* EXERCISE TASK
Take the records underneath and set them down exactly.

* DATASET CONTENT
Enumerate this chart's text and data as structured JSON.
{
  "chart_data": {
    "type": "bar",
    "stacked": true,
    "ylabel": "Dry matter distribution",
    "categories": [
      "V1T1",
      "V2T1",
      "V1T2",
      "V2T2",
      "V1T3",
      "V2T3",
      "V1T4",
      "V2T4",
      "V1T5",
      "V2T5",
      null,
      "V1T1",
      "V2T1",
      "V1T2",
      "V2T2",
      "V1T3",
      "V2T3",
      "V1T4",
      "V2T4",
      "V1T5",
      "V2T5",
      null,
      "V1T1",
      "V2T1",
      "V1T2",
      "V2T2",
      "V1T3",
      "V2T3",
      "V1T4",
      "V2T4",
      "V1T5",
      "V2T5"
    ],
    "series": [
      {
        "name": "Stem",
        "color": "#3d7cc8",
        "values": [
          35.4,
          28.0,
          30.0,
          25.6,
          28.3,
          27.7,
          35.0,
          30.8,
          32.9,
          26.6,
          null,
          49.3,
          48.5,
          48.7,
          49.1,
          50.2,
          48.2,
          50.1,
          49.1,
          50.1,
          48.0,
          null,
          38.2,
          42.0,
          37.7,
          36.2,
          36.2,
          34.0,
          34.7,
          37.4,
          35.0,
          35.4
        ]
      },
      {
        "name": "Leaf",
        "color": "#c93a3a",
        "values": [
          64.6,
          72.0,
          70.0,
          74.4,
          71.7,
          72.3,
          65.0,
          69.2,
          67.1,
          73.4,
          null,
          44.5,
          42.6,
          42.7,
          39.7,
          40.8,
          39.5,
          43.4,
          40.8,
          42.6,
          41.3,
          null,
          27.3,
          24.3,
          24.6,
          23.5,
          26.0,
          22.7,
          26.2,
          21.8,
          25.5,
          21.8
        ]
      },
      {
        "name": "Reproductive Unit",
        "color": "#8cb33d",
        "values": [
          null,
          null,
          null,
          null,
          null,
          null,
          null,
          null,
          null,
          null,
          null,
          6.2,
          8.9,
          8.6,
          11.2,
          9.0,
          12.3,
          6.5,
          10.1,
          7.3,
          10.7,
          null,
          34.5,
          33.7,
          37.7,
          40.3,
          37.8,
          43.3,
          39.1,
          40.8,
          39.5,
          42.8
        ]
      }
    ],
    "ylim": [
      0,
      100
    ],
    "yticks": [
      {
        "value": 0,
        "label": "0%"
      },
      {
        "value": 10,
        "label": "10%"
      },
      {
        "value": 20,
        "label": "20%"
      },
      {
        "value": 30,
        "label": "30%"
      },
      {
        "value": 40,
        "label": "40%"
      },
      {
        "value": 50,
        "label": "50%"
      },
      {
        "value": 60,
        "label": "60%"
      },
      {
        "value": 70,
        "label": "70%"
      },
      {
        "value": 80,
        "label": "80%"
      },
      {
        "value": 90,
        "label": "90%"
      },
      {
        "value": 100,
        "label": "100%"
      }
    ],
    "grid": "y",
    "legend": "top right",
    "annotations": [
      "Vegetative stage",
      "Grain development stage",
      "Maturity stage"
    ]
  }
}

* SOLUTION TO THE PROBLEM
Enumerate this chart's text and data as structured JSON.
{
  "chart_data": {
    "type": "bar",
    "stacked": true,
    "ylabel": "Dry matter distribution",
    "categories": [
      "V1T1",
      "V2T1",
      "V1T2",
      "V2T2",
      "V1T3",
      "V2T3",
      "V1T4",
      "V2T4",
      "V1T5",
      "V2T5",
      null,
      "V1T1",
      "V2T1",
      "V1T2",
      "V2T2",
      "V1T3",
      "V2T3",
      "V1T4",
      "V2T4",
      "V1T5",
      "V2T5",
      null,
      "V1T1",
      "V2T1",
      "V1T2",
      "V2T2",
      "V1T3",
      "V2T3",
      "V1T4",
      "V2T4",
      "V1T5",
      "V2T5"
    ],
    "series": [
      {
        "name": "Stem",
        "color": "#3d7cc8",
        "values": [
          35.4,
          28.0,
          30.0,
          25.6,
          28.3,
          27.7,
          35.0,
          30.8,
          32.9,
          26.6,
          null,
          49.3,
          48.5,
          48.7,
          49.1,
          50.2,
          48.2,
          50.1,
          49.1,
          50.1,
          48.0,
          null,
          38.2,
          42.0,
          37.7,
          36.2,
          36.2,
          34.0,
          34.7,
          37.4,
          35.0,
          35.4
        ]
      },
      {
        "name": "Leaf",
        "color": "#c93a3a",
        "values": [
          64.6,
          72.0,
          70.0,
          74.4,
          71.7,
          72.3,
          65.0,
          69.2,
          67.1,
          73.4,
          null,
          44.5,
          42.6,
          42.7,
          39.7,
          40.8,
          39.5,
          43.4,
          40.8,
          42.6,
          41.3,
          null,
          27.3,
          24.3,
          24.6,
          23.5,
          26.0,
          22.7,
          26.2,
          21.8,
          25.5,
          21.8
        ]
      },
      {
        "name": "Reproductive Unit",
        "color": "#8cb33d",
        "values": [
          null,
          null,
          null,
          null,
          null,
          null,
          null,
          null,
          null,
          null,
          null,
          6.2,
          8.9,
          8.6,
          11.2,
          9.0,
          12.3,
          6.5,
          10.1,
          7.3,
          10.7,
          null,
          34.5,
          33.7,
          37.7,
          40.3,
          37.8,
          43.3,
          39.1,
          40.8,
          39.5,
          42.8
        ]
      }
    ],
    "ylim": [
      0,
      100
    ],
    "yticks": [
      {
        "value": 0,
        "label": "0%"
      },
      {
        "value": 10,
        "label": "10%"
      },
      {
        "value": 20,
        "label": "20%"
      },
      {
        "value": 30,
        "label": "30%"
      },
      {
        "value": 40,
        "label": "40%"
      },
      {
        "value": 50,
        "label": "50%"
      },
      {
        "value": 60,
        "label": "60%"
      },
      {
        "value": 70,
        "label": "70%"
      },
      {
        "value": 80,
        "label": "80%"
      },
      {
        "value": 90,
        "label": "90%"
      },
      {
        "value": 100,
        "label": "100%"
      }
    ],
    "grid": "y",
    "legend": "top right",
    "annotations": [
      "Vegetative stage",
      "Grain development stage",
      "Maturity stage"
    ]
  }
}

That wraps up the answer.